> [STATED EXERCISE] Repeat the listing in full. Nothing may be added or left out.

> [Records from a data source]
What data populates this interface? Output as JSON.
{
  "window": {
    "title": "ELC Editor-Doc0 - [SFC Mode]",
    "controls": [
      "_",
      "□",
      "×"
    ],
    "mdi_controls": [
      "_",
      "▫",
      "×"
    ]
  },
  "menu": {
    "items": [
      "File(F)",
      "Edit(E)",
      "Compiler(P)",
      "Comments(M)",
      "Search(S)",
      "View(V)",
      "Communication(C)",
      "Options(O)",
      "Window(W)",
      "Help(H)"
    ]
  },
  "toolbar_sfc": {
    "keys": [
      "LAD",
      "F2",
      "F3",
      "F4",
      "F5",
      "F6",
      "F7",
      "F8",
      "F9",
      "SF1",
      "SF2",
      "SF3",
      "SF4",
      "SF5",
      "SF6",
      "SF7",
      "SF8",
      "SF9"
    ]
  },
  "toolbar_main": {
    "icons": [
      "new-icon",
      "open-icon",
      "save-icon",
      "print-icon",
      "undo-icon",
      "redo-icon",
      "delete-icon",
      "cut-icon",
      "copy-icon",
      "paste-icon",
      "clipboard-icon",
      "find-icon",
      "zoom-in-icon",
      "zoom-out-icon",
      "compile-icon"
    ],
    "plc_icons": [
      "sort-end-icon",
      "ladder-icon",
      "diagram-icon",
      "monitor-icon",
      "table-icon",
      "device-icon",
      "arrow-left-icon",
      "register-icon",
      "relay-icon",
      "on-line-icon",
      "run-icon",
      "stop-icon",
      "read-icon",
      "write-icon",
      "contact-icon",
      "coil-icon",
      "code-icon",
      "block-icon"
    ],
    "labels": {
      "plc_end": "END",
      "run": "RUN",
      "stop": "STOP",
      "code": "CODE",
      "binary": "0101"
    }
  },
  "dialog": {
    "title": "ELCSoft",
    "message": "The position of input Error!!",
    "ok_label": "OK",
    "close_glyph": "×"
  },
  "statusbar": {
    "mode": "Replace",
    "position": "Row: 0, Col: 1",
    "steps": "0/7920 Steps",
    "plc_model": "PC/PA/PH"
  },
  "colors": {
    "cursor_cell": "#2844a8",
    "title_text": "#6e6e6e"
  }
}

> [EXPECTED ANSWER]
What data populates this interface? Output as JSON.
{
  "window": {
    "title": "ELC Editor-Doc0 - [SFC Mode]",
    "controls": [
      "_",
      "□",
      "×"
    ],
    "mdi_controls": [
      "_",
      "▫",
      "×"
    ]
  },
  "menu": {
    "items": [
      "File(F)",
      "Edit(E)",
      "Compiler(P)",
      "Comments(M)",
      "Search(S)",
      "View(V)",
      "Communication(C)",
      "Options(O)",
      "Window(W)",
      "Help(H)"
    ]
  },
  "toolbar_sfc": {
    "keys": [
      "LAD",
      "F2",
      "F3",
      "F4",
      "F5",
      "F6",
      "F7",
      "F8",
      "F9",
      "SF1",
      "SF2",
      "SF3",
      "SF4",
      "SF5",
      "SF6",
      "SF7",
      "SF8",
      "SF9"
    ]
  },
  "toolbar_main": {
    "icons": [
      "new-icon",
      "open-icon",
      "save-icon",
      "print-icon",
      "undo-icon",
      "redo-icon",
      "delete-icon",
      "cut-icon",
      "copy-icon",
      "paste-icon",
      "clipboard-icon",
      "find-icon",
      "zoom-in-icon",
      "zoom-out-icon",
      "compile-icon"
    ],
    "plc_icons": [
      "sort-end-icon",
      "ladder-icon",
      "diagram-icon",
      "monitor-icon",
      "table-icon",
      "device-icon",
      "arrow-left-icon",
      "register-icon",
      "relay-icon",
      "on-line-icon",
      "run-icon",
      "stop-icon",
      "read-icon",
      "write-icon",
      "contact-icon",
      "coil-icon",
      "code-icon",
      "block-icon"
    ],
    "labels": {
      "plc_end": "END",
      "run": "RUN",
      "stop": "STOP",
      "code": "CODE",
      "binary": "0101"
    }
  },
  "dialog": {
    "title": "ELCSoft",
    "message": "The position of input Error!!",
    "ok_label": "OK",
    "close_glyph": "×"
  },
  "statusbar": {
    "mode": "Replace",
    "position": "Row: 0, Col: 1",
    "steps": "0/7920 Steps",
    "plc_model": "PC/PA/PH"
  },
  "colors": {
    "cursor_cell": "#2844a8",
    "title_text": "#6e6e6e"
  }
}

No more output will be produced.